What to do: Update the High School game description from "High School is a" through "main game engine.", replacing "Popularity Points" with "Social Credits".

Text section:
High School is a classic video game first released by Atari in 1989. It was the first game of its kind that had the ability to affect the future of the player, earning it the nickname "the game that matters" by both players and critics alike.
The innovative game interface was seen by some as a breath of fresh air in the gaming industry. Others saw it as the end of the world. Nevertheless, High School is regarded by most as the easiest and most intuitive game of its day. The objective is simple: gain enough Popularity Points to advance up the food chain and graduate as a socially acceptable and valuable individual. In order to gain Popularity Points, players have to perform tasks in order to appeal to their peers, who are all non-player characters controlled by the main game engine.

Raw records:
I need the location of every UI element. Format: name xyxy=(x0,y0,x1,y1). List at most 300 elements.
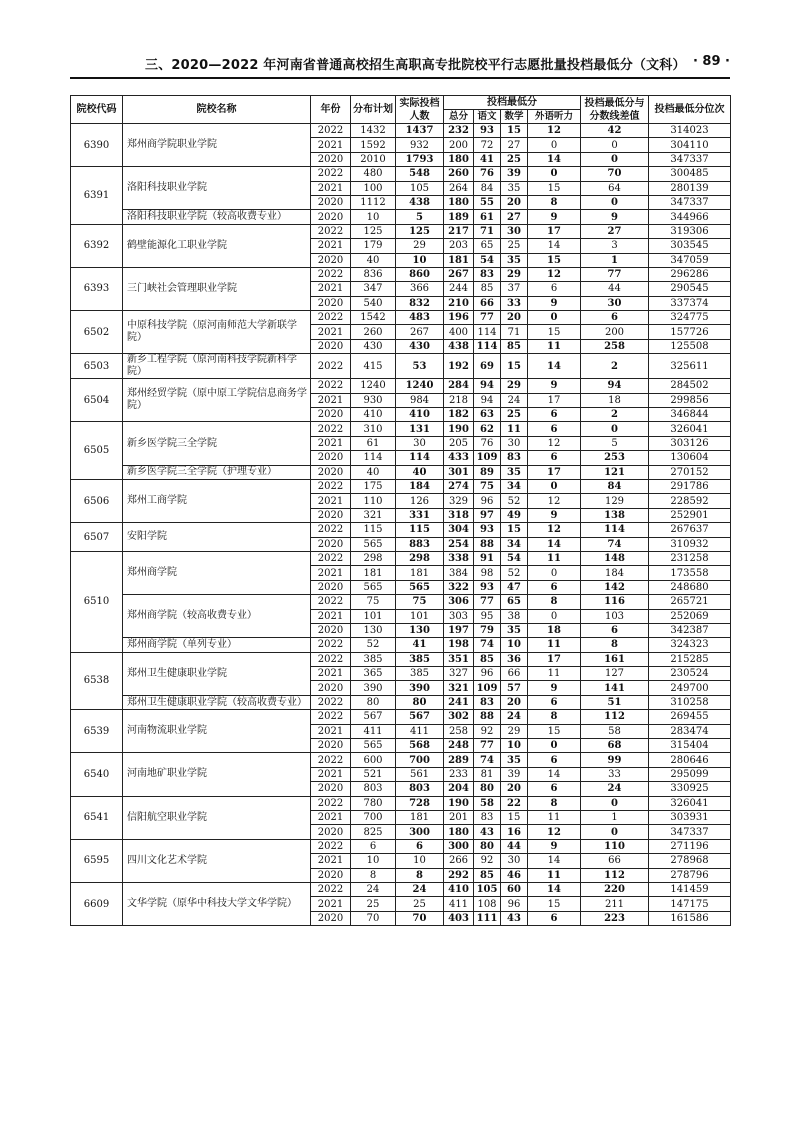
cell-chinese: 76 xyxy=(474,436,501,450)
cell-math: 46 xyxy=(501,868,528,882)
cell-math: 38 xyxy=(501,609,528,623)
school-code: 6609 xyxy=(71,882,123,925)
cell-rank: 125508 xyxy=(649,339,731,353)
cell-math: 37 xyxy=(501,282,528,296)
school-name: 鹤壁能源化工职业学院 xyxy=(123,224,311,267)
cell-diff: 1 xyxy=(581,253,649,267)
cell-total: 321 xyxy=(444,681,474,695)
school-name: 郑州经贸学院（原中原工学院信息商务学院） xyxy=(123,379,311,422)
cell-math: 52 xyxy=(501,566,528,580)
cell-year: 2020 xyxy=(311,782,351,796)
cell-foreign: 9 xyxy=(528,296,581,310)
school-code: 6541 xyxy=(71,796,123,839)
cell-chinese: 80 xyxy=(474,839,501,853)
cell-total: 182 xyxy=(444,408,474,422)
table-row xyxy=(71,695,731,709)
cell-math: 25 xyxy=(501,152,528,166)
cell-diff: 211 xyxy=(581,897,649,911)
cell-rank: 230524 xyxy=(649,667,731,681)
cell-total: 192 xyxy=(444,354,474,379)
cell-diff: 84 xyxy=(581,479,649,493)
cell-diff: 58 xyxy=(581,724,649,738)
cell-total: 301 xyxy=(444,465,474,479)
cell-rank: 283474 xyxy=(649,724,731,738)
cell-chinese: 76 xyxy=(474,167,501,181)
cell-plan: 125 xyxy=(351,224,396,238)
cell-total: 189 xyxy=(444,210,474,224)
cell-total: 284 xyxy=(444,379,474,393)
school-code: 6393 xyxy=(71,267,123,310)
table-row xyxy=(71,479,731,493)
cell-rank: 141459 xyxy=(649,882,731,896)
cell-rank: 303545 xyxy=(649,239,731,253)
cell-foreign: 17 xyxy=(528,652,581,666)
cell-total: 258 xyxy=(444,724,474,738)
table-row xyxy=(71,210,731,224)
cell-total: 232 xyxy=(444,124,474,138)
cell-enrolled: 5 xyxy=(396,210,444,224)
cell-total: 303 xyxy=(444,609,474,623)
cell-enrolled: 41 xyxy=(396,638,444,652)
cell-foreign: 11 xyxy=(528,667,581,681)
cell-math: 24 xyxy=(501,393,528,407)
cell-math: 27 xyxy=(501,210,528,224)
cell-total: 210 xyxy=(444,296,474,310)
table-row xyxy=(71,354,731,379)
cell-year: 2022 xyxy=(311,479,351,493)
col-total-header: 总分 xyxy=(444,110,474,124)
cell-total: 300 xyxy=(444,839,474,853)
school-code: 6392 xyxy=(71,224,123,267)
cell-plan: 75 xyxy=(351,595,396,609)
cell-foreign: 6 xyxy=(528,580,581,594)
cell-total: 266 xyxy=(444,854,474,868)
cell-rank: 130604 xyxy=(649,451,731,465)
school-code: 6538 xyxy=(71,652,123,710)
col-rank-header: 投档最低分位次 xyxy=(649,96,731,124)
cell-enrolled: 126 xyxy=(396,494,444,508)
cell-math: 66 xyxy=(501,667,528,681)
cell-math: 49 xyxy=(501,508,528,522)
school-code: 6539 xyxy=(71,710,123,753)
cell-plan: 930 xyxy=(351,393,396,407)
cell-plan: 61 xyxy=(351,436,396,450)
col-plan-header: 分布计划 xyxy=(351,96,396,124)
cell-rank: 269455 xyxy=(649,710,731,724)
cell-total: 289 xyxy=(444,753,474,767)
cell-total: 351 xyxy=(444,652,474,666)
school-name: 河南地矿职业学院 xyxy=(123,753,311,796)
cell-enrolled: 565 xyxy=(396,580,444,594)
cell-chinese: 61 xyxy=(474,210,501,224)
cell-rank: 303126 xyxy=(649,436,731,450)
table-row xyxy=(71,753,731,767)
cell-math: 57 xyxy=(501,681,528,695)
cell-year: 2022 xyxy=(311,167,351,181)
school-code: 6390 xyxy=(71,124,123,167)
cell-total: 244 xyxy=(444,282,474,296)
cell-chinese: 105 xyxy=(474,882,501,896)
cell-foreign: 15 xyxy=(528,897,581,911)
cell-foreign: 17 xyxy=(528,393,581,407)
cell-diff: 68 xyxy=(581,739,649,753)
cell-rank: 265721 xyxy=(649,595,731,609)
cell-total: 433 xyxy=(444,451,474,465)
cell-rank: 147175 xyxy=(649,897,731,911)
cell-diff: 110 xyxy=(581,839,649,853)
cell-plan: 321 xyxy=(351,508,396,522)
cell-enrolled: 105 xyxy=(396,181,444,195)
cell-year: 2021 xyxy=(311,436,351,450)
cell-year: 2021 xyxy=(311,138,351,152)
cell-plan: 347 xyxy=(351,282,396,296)
cell-math: 11 xyxy=(501,422,528,436)
cell-year: 2022 xyxy=(311,753,351,767)
cell-enrolled: 366 xyxy=(396,282,444,296)
cell-diff: 77 xyxy=(581,267,649,281)
cell-foreign: 12 xyxy=(528,494,581,508)
cell-math: 33 xyxy=(501,296,528,310)
cell-plan: 411 xyxy=(351,724,396,738)
cell-plan: 780 xyxy=(351,796,396,810)
cell-year: 2021 xyxy=(311,325,351,339)
cell-enrolled: 385 xyxy=(396,652,444,666)
cell-math: 36 xyxy=(501,652,528,666)
cell-foreign: 8 xyxy=(528,195,581,209)
cell-enrolled: 75 xyxy=(396,595,444,609)
cell-chinese: 88 xyxy=(474,537,501,551)
cell-math: 20 xyxy=(501,195,528,209)
cell-total: 180 xyxy=(444,152,474,166)
cell-chinese: 94 xyxy=(474,379,501,393)
cell-chinese: 88 xyxy=(474,710,501,724)
cell-chinese: 74 xyxy=(474,753,501,767)
cell-diff: 0 xyxy=(581,825,649,839)
cell-math: 39 xyxy=(501,767,528,781)
cell-year: 2022 xyxy=(311,638,351,652)
cell-total: 180 xyxy=(444,195,474,209)
school-code: 6503 xyxy=(71,354,123,379)
cell-enrolled: 932 xyxy=(396,138,444,152)
cell-enrolled: 561 xyxy=(396,767,444,781)
cell-plan: 25 xyxy=(351,897,396,911)
cell-year: 2020 xyxy=(311,465,351,479)
cell-plan: 1542 xyxy=(351,311,396,325)
cell-enrolled: 30 xyxy=(396,436,444,450)
cell-chinese: 41 xyxy=(474,152,501,166)
cell-year: 2021 xyxy=(311,810,351,824)
cell-year: 2021 xyxy=(311,767,351,781)
cell-plan: 565 xyxy=(351,537,396,551)
cell-enrolled: 984 xyxy=(396,393,444,407)
cell-enrolled: 438 xyxy=(396,195,444,209)
cell-chinese: 83 xyxy=(474,695,501,709)
cell-enrolled: 101 xyxy=(396,609,444,623)
cell-plan: 179 xyxy=(351,239,396,253)
cell-foreign: 6 xyxy=(528,408,581,422)
cell-rank: 347059 xyxy=(649,253,731,267)
cell-math: 35 xyxy=(501,753,528,767)
cell-math: 15 xyxy=(501,810,528,824)
cell-enrolled: 6 xyxy=(396,839,444,853)
cell-year: 2021 xyxy=(311,282,351,296)
cell-foreign: 0 xyxy=(528,566,581,580)
cell-foreign: 6 xyxy=(528,753,581,767)
cell-diff: 121 xyxy=(581,465,649,479)
school-name: 洛阳科技职业学院 xyxy=(123,167,311,210)
cell-plan: 385 xyxy=(351,652,396,666)
cell-enrolled: 184 xyxy=(396,479,444,493)
cell-enrolled: 803 xyxy=(396,782,444,796)
cell-total: 218 xyxy=(444,393,474,407)
cell-diff: 18 xyxy=(581,393,649,407)
cell-year: 2022 xyxy=(311,379,351,393)
cell-total: 241 xyxy=(444,695,474,709)
cell-year: 2022 xyxy=(311,354,351,379)
cell-rank: 228592 xyxy=(649,494,731,508)
cell-enrolled: 80 xyxy=(396,695,444,709)
cell-foreign: 17 xyxy=(528,465,581,479)
school-name: 洛阳科技职业学院（较高收费专业） xyxy=(123,210,311,224)
cell-chinese: 75 xyxy=(474,479,501,493)
cell-enrolled: 29 xyxy=(396,239,444,253)
table-row xyxy=(71,638,731,652)
cell-year: 2022 xyxy=(311,124,351,138)
cell-total: 322 xyxy=(444,580,474,594)
school-code: 6391 xyxy=(71,167,123,225)
cell-foreign: 9 xyxy=(528,681,581,695)
cell-foreign: 6 xyxy=(528,782,581,796)
cell-total: 233 xyxy=(444,767,474,781)
cell-math: 15 xyxy=(501,354,528,379)
cell-rank: 326041 xyxy=(649,796,731,810)
cell-rank: 310932 xyxy=(649,537,731,551)
cell-rank: 278968 xyxy=(649,854,731,868)
cell-foreign: 15 xyxy=(528,724,581,738)
cell-math: 27 xyxy=(501,138,528,152)
admission-score-table xyxy=(70,95,731,926)
cell-math: 52 xyxy=(501,494,528,508)
cell-foreign: 6 xyxy=(528,282,581,296)
cell-diff: 112 xyxy=(581,710,649,724)
cell-rank: 303931 xyxy=(649,810,731,824)
cell-rank: 344966 xyxy=(649,210,731,224)
cell-enrolled: 567 xyxy=(396,710,444,724)
cell-foreign: 15 xyxy=(528,253,581,267)
cell-diff: 141 xyxy=(581,681,649,695)
cell-foreign: 6 xyxy=(528,451,581,465)
school-code: 6504 xyxy=(71,379,123,422)
cell-total: 327 xyxy=(444,667,474,681)
cell-enrolled: 10 xyxy=(396,854,444,868)
cell-math: 24 xyxy=(501,710,528,724)
cell-foreign: 9 xyxy=(528,210,581,224)
cell-enrolled: 24 xyxy=(396,882,444,896)
cell-plan: 8 xyxy=(351,868,396,882)
cell-chinese: 83 xyxy=(474,810,501,824)
table-row xyxy=(71,710,731,724)
cell-rank: 304110 xyxy=(649,138,731,152)
cell-enrolled: 728 xyxy=(396,796,444,810)
cell-foreign: 12 xyxy=(528,267,581,281)
cell-foreign: 6 xyxy=(528,911,581,925)
cell-diff: 70 xyxy=(581,167,649,181)
cell-enrolled: 40 xyxy=(396,465,444,479)
cell-math: 10 xyxy=(501,638,528,652)
cell-foreign: 6 xyxy=(528,695,581,709)
cell-diff: 258 xyxy=(581,339,649,353)
cell-plan: 115 xyxy=(351,523,396,537)
cell-rank: 271196 xyxy=(649,839,731,853)
table-row xyxy=(71,465,731,479)
cell-math: 34 xyxy=(501,479,528,493)
cell-chinese: 55 xyxy=(474,195,501,209)
cell-math: 25 xyxy=(501,408,528,422)
cell-foreign: 12 xyxy=(528,825,581,839)
cell-plan: 415 xyxy=(351,354,396,379)
cell-plan: 700 xyxy=(351,810,396,824)
cell-chinese: 96 xyxy=(474,667,501,681)
cell-plan: 390 xyxy=(351,681,396,695)
table-row xyxy=(71,379,731,393)
col-diff-header: 投档最低分与分数线差值 xyxy=(581,96,649,124)
cell-foreign: 9 xyxy=(528,379,581,393)
cell-chinese: 62 xyxy=(474,422,501,436)
cell-rank: 161586 xyxy=(649,911,731,925)
cell-rank: 278796 xyxy=(649,868,731,882)
cell-year: 2021 xyxy=(311,494,351,508)
school-code: 6506 xyxy=(71,479,123,522)
cell-enrolled: 53 xyxy=(396,354,444,379)
cell-rank: 324323 xyxy=(649,638,731,652)
cell-total: 329 xyxy=(444,494,474,508)
cell-rank: 267637 xyxy=(649,523,731,537)
cell-year: 2020 xyxy=(311,580,351,594)
cell-diff: 220 xyxy=(581,882,649,896)
cell-enrolled: 8 xyxy=(396,868,444,882)
cell-plan: 410 xyxy=(351,408,396,422)
cell-total: 410 xyxy=(444,882,474,896)
cell-plan: 600 xyxy=(351,753,396,767)
cell-diff: 6 xyxy=(581,623,649,637)
cell-foreign: 0 xyxy=(528,138,581,152)
cell-year: 2020 xyxy=(311,623,351,637)
cell-year: 2020 xyxy=(311,911,351,925)
cell-enrolled: 114 xyxy=(396,451,444,465)
table-header-row xyxy=(71,96,731,110)
cell-chinese: 72 xyxy=(474,138,501,152)
cell-math: 71 xyxy=(501,325,528,339)
col-year-header: 年份 xyxy=(311,96,351,124)
cell-math: 29 xyxy=(501,267,528,281)
cell-diff: 3 xyxy=(581,239,649,253)
school-code: 6540 xyxy=(71,753,123,796)
cell-plan: 175 xyxy=(351,479,396,493)
cell-year: 2022 xyxy=(311,710,351,724)
cell-year: 2020 xyxy=(311,339,351,353)
cell-foreign: 0 xyxy=(528,609,581,623)
cell-diff: 27 xyxy=(581,224,649,238)
cell-year: 2021 xyxy=(311,393,351,407)
cell-diff: 138 xyxy=(581,508,649,522)
cell-foreign: 15 xyxy=(528,181,581,195)
table-row xyxy=(71,224,731,238)
table-row xyxy=(71,267,731,281)
cell-total: 411 xyxy=(444,897,474,911)
cell-diff: 184 xyxy=(581,566,649,580)
cell-rank: 342387 xyxy=(649,623,731,637)
cell-chinese: 114 xyxy=(474,325,501,339)
table-row xyxy=(71,839,731,853)
cell-math: 39 xyxy=(501,167,528,181)
cell-rank: 295099 xyxy=(649,767,731,781)
cell-math: 35 xyxy=(501,181,528,195)
table-row xyxy=(71,167,731,181)
cell-math: 25 xyxy=(501,239,528,253)
school-code: 6502 xyxy=(71,311,123,354)
cell-diff: 6 xyxy=(581,311,649,325)
cell-year: 2020 xyxy=(311,195,351,209)
cell-year: 2020 xyxy=(311,152,351,166)
cell-total: 274 xyxy=(444,479,474,493)
cell-foreign: 11 xyxy=(528,339,581,353)
cell-enrolled: 548 xyxy=(396,167,444,181)
cell-chinese: 92 xyxy=(474,724,501,738)
table-row xyxy=(71,652,731,666)
cell-diff: 9 xyxy=(581,210,649,224)
school-name: 郑州商学院（较高收费专业） xyxy=(123,595,311,638)
cell-chinese: 94 xyxy=(474,393,501,407)
cell-chinese: 89 xyxy=(474,465,501,479)
cell-plan: 825 xyxy=(351,825,396,839)
cell-enrolled: 390 xyxy=(396,681,444,695)
cell-year: 2021 xyxy=(311,239,351,253)
cell-foreign: 12 xyxy=(528,436,581,450)
cell-plan: 10 xyxy=(351,210,396,224)
school-code: 6510 xyxy=(71,551,123,652)
cell-year: 2022 xyxy=(311,523,351,537)
cell-diff: 2 xyxy=(581,408,649,422)
cell-math: 83 xyxy=(501,451,528,465)
cell-rank: 347337 xyxy=(649,825,731,839)
school-name: 郑州商学院 xyxy=(123,551,311,594)
cell-enrolled: 832 xyxy=(396,296,444,310)
cell-math: 47 xyxy=(501,580,528,594)
school-code: 6595 xyxy=(71,839,123,882)
cell-rank: 315404 xyxy=(649,739,731,753)
cell-chinese: 79 xyxy=(474,623,501,637)
cell-rank: 300485 xyxy=(649,167,731,181)
cell-plan: 2010 xyxy=(351,152,396,166)
cell-year: 2022 xyxy=(311,595,351,609)
cell-enrolled: 181 xyxy=(396,810,444,824)
cell-chinese: 98 xyxy=(474,566,501,580)
cell-foreign: 0 xyxy=(528,311,581,325)
cell-enrolled: 25 xyxy=(396,897,444,911)
cell-year: 2020 xyxy=(311,253,351,267)
cell-math: 30 xyxy=(501,436,528,450)
cell-foreign: 12 xyxy=(528,124,581,138)
cell-total: 400 xyxy=(444,325,474,339)
school-name: 信阳航空职业学院 xyxy=(123,796,311,839)
cell-math: 35 xyxy=(501,253,528,267)
cell-plan: 100 xyxy=(351,181,396,195)
page-header-title: 三、2020—2022 年河南省普通高校招生高职高专批院校平行志愿批量投档最低分（文科） xyxy=(145,58,686,73)
cell-year: 2020 xyxy=(311,408,351,422)
cell-enrolled: 568 xyxy=(396,739,444,753)
cell-math: 30 xyxy=(501,854,528,868)
cell-rank: 346844 xyxy=(649,408,731,422)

Result of the task:
High School is a classic video game first released by Atari in 1989. It was the first game of its kind that had the ability to affect the future of the player, earning it the nickname "the game that matters" by both players and critics alike.
The innovative game interface was seen by some as a breath of fresh air in the gaming industry. Others saw it as the end of the world. Nevertheless, High School is regarded by most as the easiest and most intuitive game of its day. The objective is simple: gain enough Social Credits to advance up the food chain and graduate as a socially acceptable and valuable individual. In order to gain Social Credits, players have to perform tasks in order to appeal to their peers, who are all non-player characters controlled by the main game engine.